[Stored data entries]

************

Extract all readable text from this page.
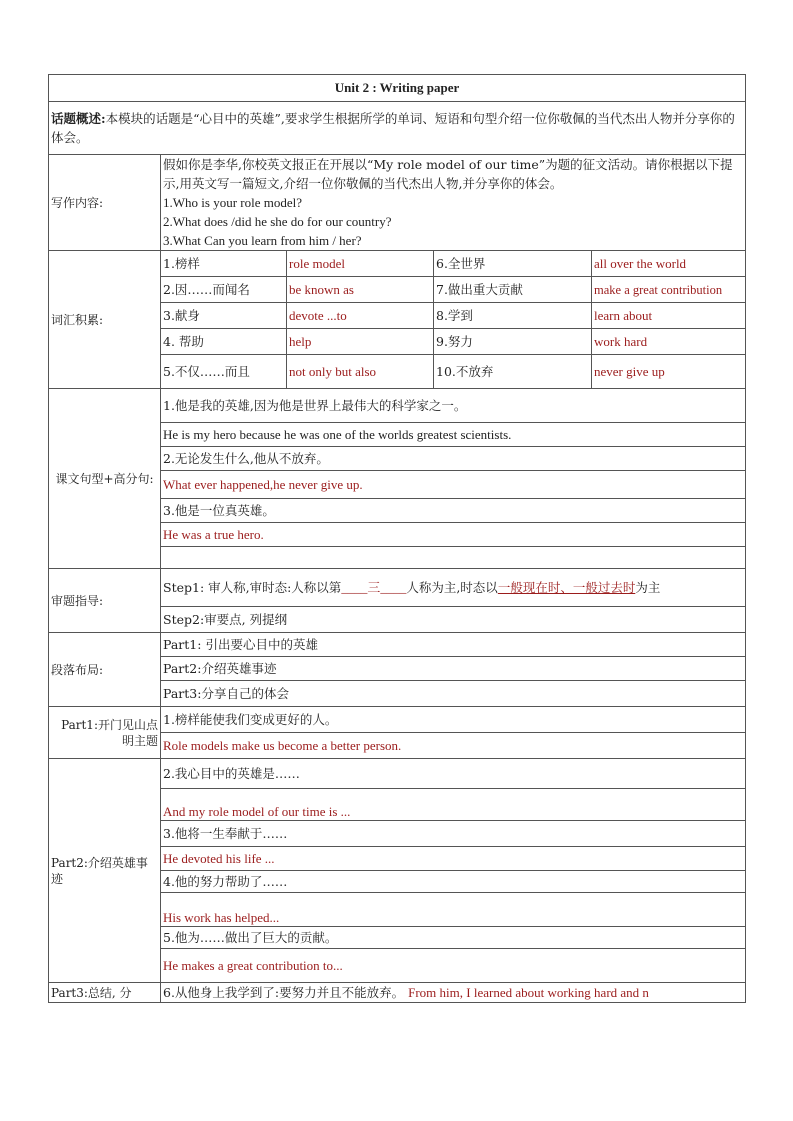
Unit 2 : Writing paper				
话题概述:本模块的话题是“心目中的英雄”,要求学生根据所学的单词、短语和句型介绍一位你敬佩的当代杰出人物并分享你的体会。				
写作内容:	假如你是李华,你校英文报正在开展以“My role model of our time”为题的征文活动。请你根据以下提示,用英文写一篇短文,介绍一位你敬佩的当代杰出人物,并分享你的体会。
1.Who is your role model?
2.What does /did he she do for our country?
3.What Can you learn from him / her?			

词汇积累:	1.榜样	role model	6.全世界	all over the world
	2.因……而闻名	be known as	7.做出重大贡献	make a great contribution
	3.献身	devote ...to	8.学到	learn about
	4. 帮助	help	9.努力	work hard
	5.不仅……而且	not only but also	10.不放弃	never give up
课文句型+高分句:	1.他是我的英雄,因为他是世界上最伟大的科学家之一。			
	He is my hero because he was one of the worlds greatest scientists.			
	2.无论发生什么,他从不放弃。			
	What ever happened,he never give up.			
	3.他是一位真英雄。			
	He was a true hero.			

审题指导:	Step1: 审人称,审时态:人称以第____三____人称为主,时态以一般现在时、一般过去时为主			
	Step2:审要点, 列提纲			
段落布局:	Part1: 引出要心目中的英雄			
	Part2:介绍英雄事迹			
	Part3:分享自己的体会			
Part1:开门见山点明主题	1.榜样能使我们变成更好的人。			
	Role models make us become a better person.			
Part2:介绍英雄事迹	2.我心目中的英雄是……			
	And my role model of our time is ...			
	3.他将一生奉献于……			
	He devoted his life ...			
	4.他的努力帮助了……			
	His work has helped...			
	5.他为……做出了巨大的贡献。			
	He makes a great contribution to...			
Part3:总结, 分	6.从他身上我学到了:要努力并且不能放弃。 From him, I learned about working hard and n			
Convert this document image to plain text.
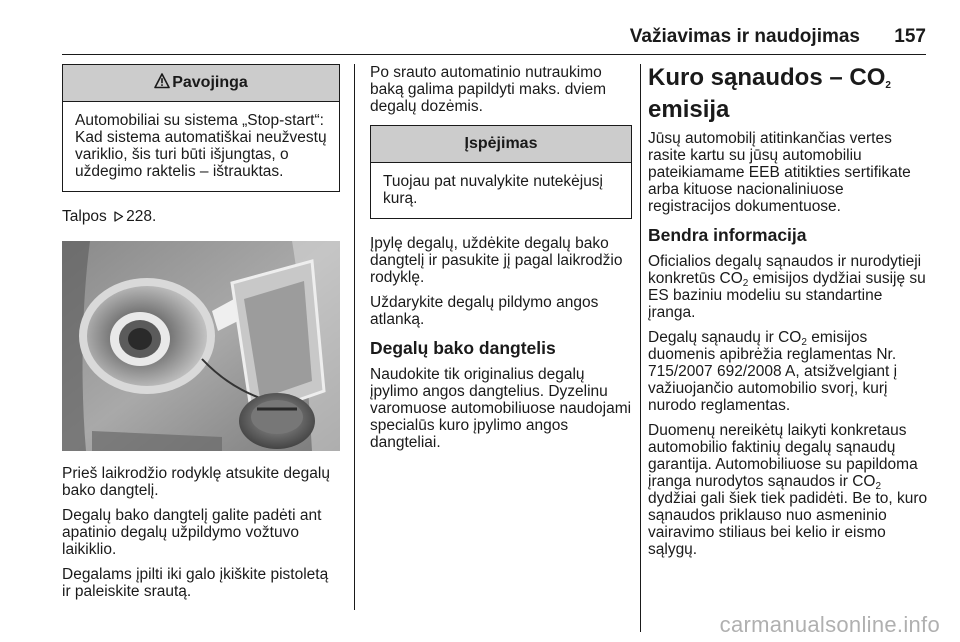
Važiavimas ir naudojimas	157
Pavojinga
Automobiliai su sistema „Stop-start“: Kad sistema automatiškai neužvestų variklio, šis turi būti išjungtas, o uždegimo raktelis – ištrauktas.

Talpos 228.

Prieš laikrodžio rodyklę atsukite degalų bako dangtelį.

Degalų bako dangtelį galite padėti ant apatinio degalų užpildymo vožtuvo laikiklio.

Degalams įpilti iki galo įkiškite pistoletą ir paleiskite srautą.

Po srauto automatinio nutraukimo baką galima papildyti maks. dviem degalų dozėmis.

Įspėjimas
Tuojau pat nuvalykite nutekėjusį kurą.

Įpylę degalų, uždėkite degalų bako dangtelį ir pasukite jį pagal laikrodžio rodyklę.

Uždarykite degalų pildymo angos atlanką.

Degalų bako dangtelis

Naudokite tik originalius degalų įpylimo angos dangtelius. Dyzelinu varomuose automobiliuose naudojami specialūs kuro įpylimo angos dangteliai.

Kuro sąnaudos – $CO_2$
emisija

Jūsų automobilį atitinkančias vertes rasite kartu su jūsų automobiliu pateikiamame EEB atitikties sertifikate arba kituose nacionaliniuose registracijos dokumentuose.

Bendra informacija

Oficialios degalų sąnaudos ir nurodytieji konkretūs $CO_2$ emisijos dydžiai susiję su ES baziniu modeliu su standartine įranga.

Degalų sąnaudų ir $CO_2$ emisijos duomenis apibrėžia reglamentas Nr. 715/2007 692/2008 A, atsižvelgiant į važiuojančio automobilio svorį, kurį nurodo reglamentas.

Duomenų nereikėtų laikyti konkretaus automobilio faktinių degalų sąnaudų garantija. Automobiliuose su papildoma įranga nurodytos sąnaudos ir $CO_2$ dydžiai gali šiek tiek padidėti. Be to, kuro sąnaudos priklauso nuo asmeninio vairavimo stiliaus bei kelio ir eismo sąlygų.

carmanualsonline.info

************

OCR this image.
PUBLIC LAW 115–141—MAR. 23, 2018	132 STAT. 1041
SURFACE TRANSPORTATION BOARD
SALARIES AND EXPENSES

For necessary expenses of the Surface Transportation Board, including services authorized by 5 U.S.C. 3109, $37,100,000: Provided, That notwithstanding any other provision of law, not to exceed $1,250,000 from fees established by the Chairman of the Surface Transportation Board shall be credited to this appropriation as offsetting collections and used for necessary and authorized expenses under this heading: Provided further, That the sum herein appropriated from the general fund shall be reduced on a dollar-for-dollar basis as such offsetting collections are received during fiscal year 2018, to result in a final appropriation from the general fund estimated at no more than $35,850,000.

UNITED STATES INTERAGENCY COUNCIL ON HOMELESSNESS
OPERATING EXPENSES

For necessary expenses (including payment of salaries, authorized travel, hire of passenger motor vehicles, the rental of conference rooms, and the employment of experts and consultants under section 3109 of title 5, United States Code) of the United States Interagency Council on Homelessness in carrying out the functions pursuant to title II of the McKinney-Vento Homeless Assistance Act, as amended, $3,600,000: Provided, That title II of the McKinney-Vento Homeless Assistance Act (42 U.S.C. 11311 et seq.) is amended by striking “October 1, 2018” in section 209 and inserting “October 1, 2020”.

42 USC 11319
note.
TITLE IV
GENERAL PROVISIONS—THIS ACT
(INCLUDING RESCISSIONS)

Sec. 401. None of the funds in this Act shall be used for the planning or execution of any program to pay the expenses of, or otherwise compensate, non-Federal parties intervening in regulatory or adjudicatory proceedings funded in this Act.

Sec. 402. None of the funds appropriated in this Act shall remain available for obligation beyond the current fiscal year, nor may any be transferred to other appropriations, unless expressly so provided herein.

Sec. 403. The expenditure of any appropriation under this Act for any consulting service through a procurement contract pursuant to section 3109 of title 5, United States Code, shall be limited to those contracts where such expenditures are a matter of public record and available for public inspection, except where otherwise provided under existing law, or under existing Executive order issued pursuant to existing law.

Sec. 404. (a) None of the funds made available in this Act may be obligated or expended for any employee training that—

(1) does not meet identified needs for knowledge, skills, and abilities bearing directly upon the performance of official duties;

************

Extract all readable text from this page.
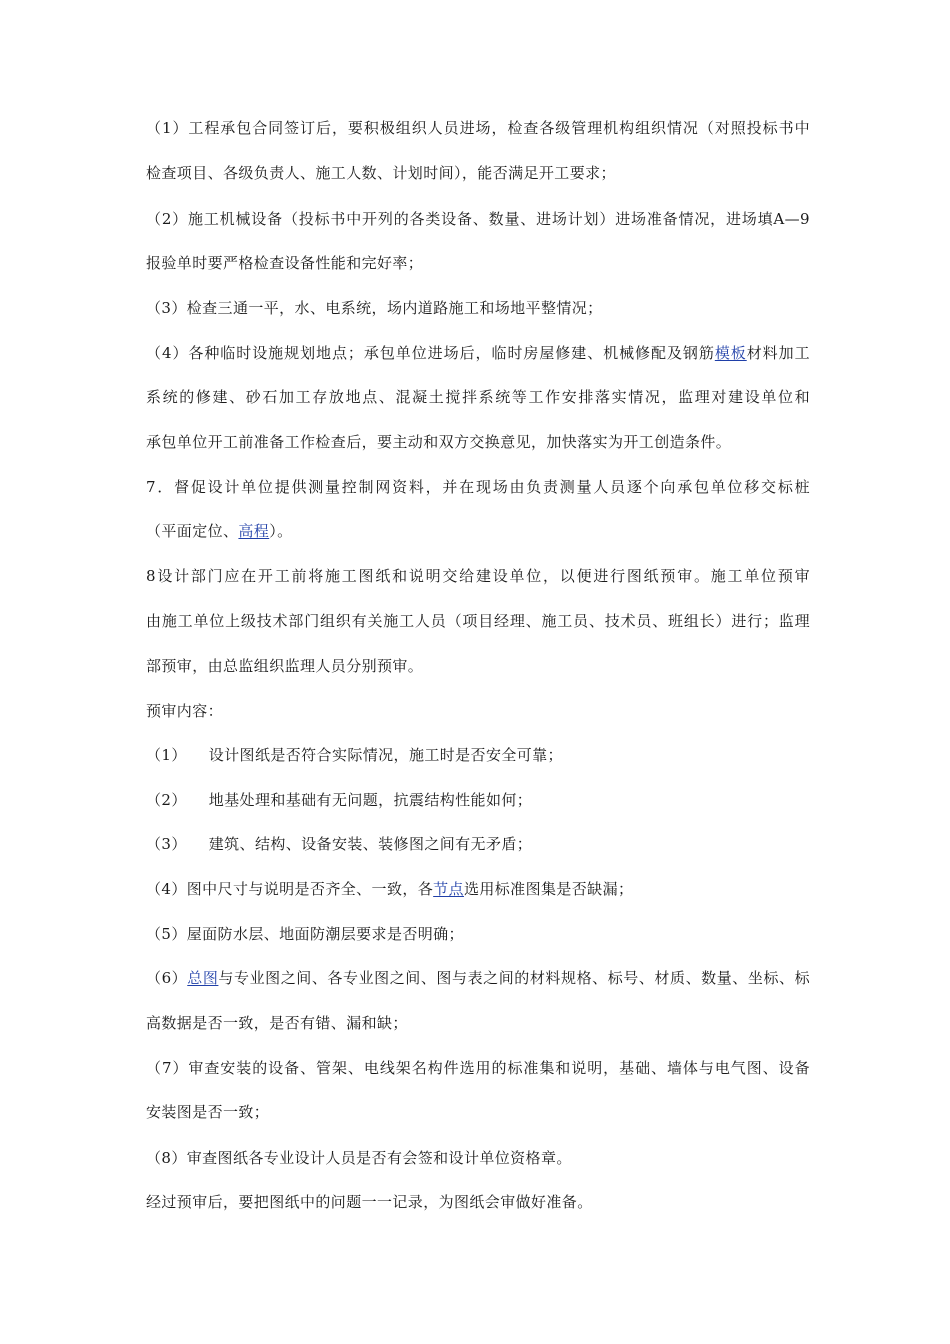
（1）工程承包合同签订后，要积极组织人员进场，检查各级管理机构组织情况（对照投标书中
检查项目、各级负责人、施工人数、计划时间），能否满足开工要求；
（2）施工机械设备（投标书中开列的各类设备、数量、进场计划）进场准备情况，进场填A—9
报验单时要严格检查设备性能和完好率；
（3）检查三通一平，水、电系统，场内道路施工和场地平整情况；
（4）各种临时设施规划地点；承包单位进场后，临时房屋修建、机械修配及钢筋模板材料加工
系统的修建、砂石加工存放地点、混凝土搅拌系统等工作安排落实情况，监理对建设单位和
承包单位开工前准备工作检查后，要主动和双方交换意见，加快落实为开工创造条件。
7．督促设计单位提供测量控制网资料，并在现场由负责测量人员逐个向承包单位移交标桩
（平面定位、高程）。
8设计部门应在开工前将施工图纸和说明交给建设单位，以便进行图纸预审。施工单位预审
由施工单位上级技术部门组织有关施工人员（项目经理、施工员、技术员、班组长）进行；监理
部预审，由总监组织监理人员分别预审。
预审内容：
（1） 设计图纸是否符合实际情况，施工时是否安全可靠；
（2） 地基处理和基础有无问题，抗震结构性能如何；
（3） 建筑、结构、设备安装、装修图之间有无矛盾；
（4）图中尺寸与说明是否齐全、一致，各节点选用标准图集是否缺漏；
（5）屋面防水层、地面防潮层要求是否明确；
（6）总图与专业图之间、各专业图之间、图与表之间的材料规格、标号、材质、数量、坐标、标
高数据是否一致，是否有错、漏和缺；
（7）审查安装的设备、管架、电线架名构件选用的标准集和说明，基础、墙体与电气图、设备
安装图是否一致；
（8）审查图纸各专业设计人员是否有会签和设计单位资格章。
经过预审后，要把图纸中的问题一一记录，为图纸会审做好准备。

************

▶ [Description of the task]:
Report how many lines of the entries hold the word "otherwise". Nothing else is needed.

▶ [Final result]:
2